The records sit below this line. Repeat all of them exactly.

----- Exercise data

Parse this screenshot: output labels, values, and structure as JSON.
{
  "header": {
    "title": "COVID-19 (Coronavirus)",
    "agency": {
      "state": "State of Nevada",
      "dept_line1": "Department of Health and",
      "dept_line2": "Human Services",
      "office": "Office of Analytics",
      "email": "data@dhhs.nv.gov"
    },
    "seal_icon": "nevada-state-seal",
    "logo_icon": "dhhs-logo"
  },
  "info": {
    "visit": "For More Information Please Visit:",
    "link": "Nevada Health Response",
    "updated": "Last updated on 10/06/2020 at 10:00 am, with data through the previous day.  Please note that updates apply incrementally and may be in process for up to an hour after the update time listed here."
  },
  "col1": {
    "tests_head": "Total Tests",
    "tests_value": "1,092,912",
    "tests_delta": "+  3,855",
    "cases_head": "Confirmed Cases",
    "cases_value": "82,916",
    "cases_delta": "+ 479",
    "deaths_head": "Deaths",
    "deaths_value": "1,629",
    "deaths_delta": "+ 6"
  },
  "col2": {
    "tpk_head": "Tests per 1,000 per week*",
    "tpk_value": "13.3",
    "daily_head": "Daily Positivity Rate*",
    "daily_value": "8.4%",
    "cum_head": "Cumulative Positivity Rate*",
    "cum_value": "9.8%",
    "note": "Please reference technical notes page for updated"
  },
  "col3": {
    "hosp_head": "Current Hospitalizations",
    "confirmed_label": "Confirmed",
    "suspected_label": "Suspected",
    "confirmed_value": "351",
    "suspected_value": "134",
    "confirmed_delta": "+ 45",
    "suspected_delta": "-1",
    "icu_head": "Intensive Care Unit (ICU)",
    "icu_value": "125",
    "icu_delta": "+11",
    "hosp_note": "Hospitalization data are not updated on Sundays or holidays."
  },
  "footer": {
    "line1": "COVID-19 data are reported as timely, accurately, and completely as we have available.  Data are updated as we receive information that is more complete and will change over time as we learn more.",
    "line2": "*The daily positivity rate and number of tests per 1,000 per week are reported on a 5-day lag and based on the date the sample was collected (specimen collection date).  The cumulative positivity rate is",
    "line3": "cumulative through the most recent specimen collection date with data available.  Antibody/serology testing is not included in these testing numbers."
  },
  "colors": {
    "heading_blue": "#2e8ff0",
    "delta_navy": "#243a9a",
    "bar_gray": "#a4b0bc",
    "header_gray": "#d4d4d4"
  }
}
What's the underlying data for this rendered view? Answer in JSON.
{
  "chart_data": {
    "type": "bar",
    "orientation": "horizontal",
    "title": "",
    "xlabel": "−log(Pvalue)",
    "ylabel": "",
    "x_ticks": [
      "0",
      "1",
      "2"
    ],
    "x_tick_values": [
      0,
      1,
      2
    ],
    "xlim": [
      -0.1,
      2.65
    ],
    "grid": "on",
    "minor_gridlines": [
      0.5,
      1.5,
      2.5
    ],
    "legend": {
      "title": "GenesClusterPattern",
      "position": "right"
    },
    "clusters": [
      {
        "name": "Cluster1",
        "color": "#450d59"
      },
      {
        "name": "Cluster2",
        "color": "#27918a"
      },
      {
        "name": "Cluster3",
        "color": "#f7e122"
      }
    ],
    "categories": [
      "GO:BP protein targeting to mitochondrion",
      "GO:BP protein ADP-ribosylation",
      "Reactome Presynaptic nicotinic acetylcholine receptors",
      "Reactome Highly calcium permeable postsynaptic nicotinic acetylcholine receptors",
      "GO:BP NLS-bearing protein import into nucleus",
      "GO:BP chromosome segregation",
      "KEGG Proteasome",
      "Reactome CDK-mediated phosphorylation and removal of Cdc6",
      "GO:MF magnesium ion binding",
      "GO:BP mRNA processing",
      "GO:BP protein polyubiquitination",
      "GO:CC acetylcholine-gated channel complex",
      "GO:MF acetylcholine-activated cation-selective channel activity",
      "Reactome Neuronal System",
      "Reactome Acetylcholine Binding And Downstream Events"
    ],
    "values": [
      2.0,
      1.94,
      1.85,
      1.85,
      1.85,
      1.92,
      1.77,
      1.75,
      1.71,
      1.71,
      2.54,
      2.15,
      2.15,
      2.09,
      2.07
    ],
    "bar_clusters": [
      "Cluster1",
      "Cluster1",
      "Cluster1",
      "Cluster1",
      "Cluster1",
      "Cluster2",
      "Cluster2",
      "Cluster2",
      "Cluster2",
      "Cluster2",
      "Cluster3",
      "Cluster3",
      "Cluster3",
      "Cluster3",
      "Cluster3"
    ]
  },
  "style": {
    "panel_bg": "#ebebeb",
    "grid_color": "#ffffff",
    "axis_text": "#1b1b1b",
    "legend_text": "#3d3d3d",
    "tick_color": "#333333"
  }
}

----------

▶ Solution for this task:
Parse this screenshot: output labels, values, and structure as JSON.
{
  "header": {
    "title": "COVID-19 (Coronavirus)",
    "agency": {
      "state": "State of Nevada",
      "dept_line1": "Department of Health and",
      "dept_line2": "Human Services",
      "office": "Office of Analytics",
      "email": "data@dhhs.nv.gov"
    },
    "seal_icon": "nevada-state-seal",
    "logo_icon": "dhhs-logo"
  },
  "info": {
    "visit": "For More Information Please Visit:",
    "link": "Nevada Health Response",
    "updated": "Last updated on 10/06/2020 at 10:00 am, with data through the previous day.  Please note that updates apply incrementally and may be in process for up to an hour after the update time listed here."
  },
  "col1": {
    "tests_head": "Total Tests",
    "tests_value": "1,092,912",
    "tests_delta": "+  3,855",
    "cases_head": "Confirmed Cases",
    "cases_value": "82,916",
    "cases_delta": "+ 479",
    "deaths_head": "Deaths",
    "deaths_value": "1,629",
    "deaths_delta": "+ 6"
  },
  "col2": {
    "tpk_head": "Tests per 1,000 per week*",
    "tpk_value": "13.3",
    "daily_head": "Daily Positivity Rate*",
    "daily_value": "8.4%",
    "cum_head": "Cumulative Positivity Rate*",
    "cum_value": "9.8%",
    "note": "Please reference technical notes page for updated"
  },
  "col3": {
    "hosp_head": "Current Hospitalizations",
    "confirmed_label": "Confirmed",
    "suspected_label": "Suspected",
    "confirmed_value": "351",
    "suspected_value": "134",
    "confirmed_delta": "+ 45",
    "suspected_delta": "-1",
    "icu_head": "Intensive Care Unit (ICU)",
    "icu_value": "125",
    "icu_delta": "+11",
    "hosp_note": "Hospitalization data are not updated on Sundays or holidays."
  },
  "footer": {
    "line1": "COVID-19 data are reported as timely, accurately, and completely as we have available.  Data are updated as we receive information that is more complete and will change over time as we learn more.",
    "line2": "*The daily positivity rate and number of tests per 1,000 per week are reported on a 5-day lag and based on the date the sample was collected (specimen collection date).  The cumulative positivity rate is",
    "line3": "cumulative through the most recent specimen collection date with data available.  Antibody/serology testing is not included in these testing numbers."
  },
  "colors": {
    "heading_blue": "#2e8ff0",
    "delta_navy": "#243a9a",
    "bar_gray": "#a4b0bc",
    "header_gray": "#d4d4d4"
  }
}
What's the underlying data for this rendered view? Answer in JSON.
{
  "chart_data": {
    "type": "bar",
    "orientation": "horizontal",
    "title": "",
    "xlabel": "−log(Pvalue)",
    "ylabel": "",
    "x_ticks": [
      "0",
      "1",
      "2"
    ],
    "x_tick_values": [
      0,
      1,
      2
    ],
    "xlim": [
      -0.1,
      2.65
    ],
    "grid": "on",
    "minor_gridlines": [
      0.5,
      1.5,
      2.5
    ],
    "legend": {
      "title": "GenesClusterPattern",
      "position": "right"
    },
    "clusters": [
      {
        "name": "Cluster1",
        "color": "#450d59"
      },
      {
        "name": "Cluster2",
        "color": "#27918a"
      },
      {
        "name": "Cluster3",
        "color": "#f7e122"
      }
    ],
    "categories": [
      "GO:BP protein targeting to mitochondrion",
      "GO:BP protein ADP-ribosylation",
      "Reactome Presynaptic nicotinic acetylcholine receptors",
      "Reactome Highly calcium permeable postsynaptic nicotinic acetylcholine receptors",
      "GO:BP NLS-bearing protein import into nucleus",
      "GO:BP chromosome segregation",
      "KEGG Proteasome",
      "Reactome CDK-mediated phosphorylation and removal of Cdc6",
      "GO:MF magnesium ion binding",
      "GO:BP mRNA processing",
      "GO:BP protein polyubiquitination",
      "GO:CC acetylcholine-gated channel complex",
      "GO:MF acetylcholine-activated cation-selective channel activity",
      "Reactome Neuronal System",
      "Reactome Acetylcholine Binding And Downstream Events"
    ],
    "values": [
      2.0,
      1.94,
      1.85,
      1.85,
      1.85,
      1.92,
      1.77,
      1.75,
      1.71,
      1.71,
      2.54,
      2.15,
      2.15,
      2.09,
      2.07
    ],
    "bar_clusters": [
      "Cluster1",
      "Cluster1",
      "Cluster1",
      "Cluster1",
      "Cluster1",
      "Cluster2",
      "Cluster2",
      "Cluster2",
      "Cluster2",
      "Cluster2",
      "Cluster3",
      "Cluster3",
      "Cluster3",
      "Cluster3",
      "Cluster3"
    ]
  },
  "style": {
    "panel_bg": "#ebebeb",
    "grid_color": "#ffffff",
    "axis_text": "#1b1b1b",
    "legend_text": "#3d3d3d",
    "tick_color": "#333333"
  }
}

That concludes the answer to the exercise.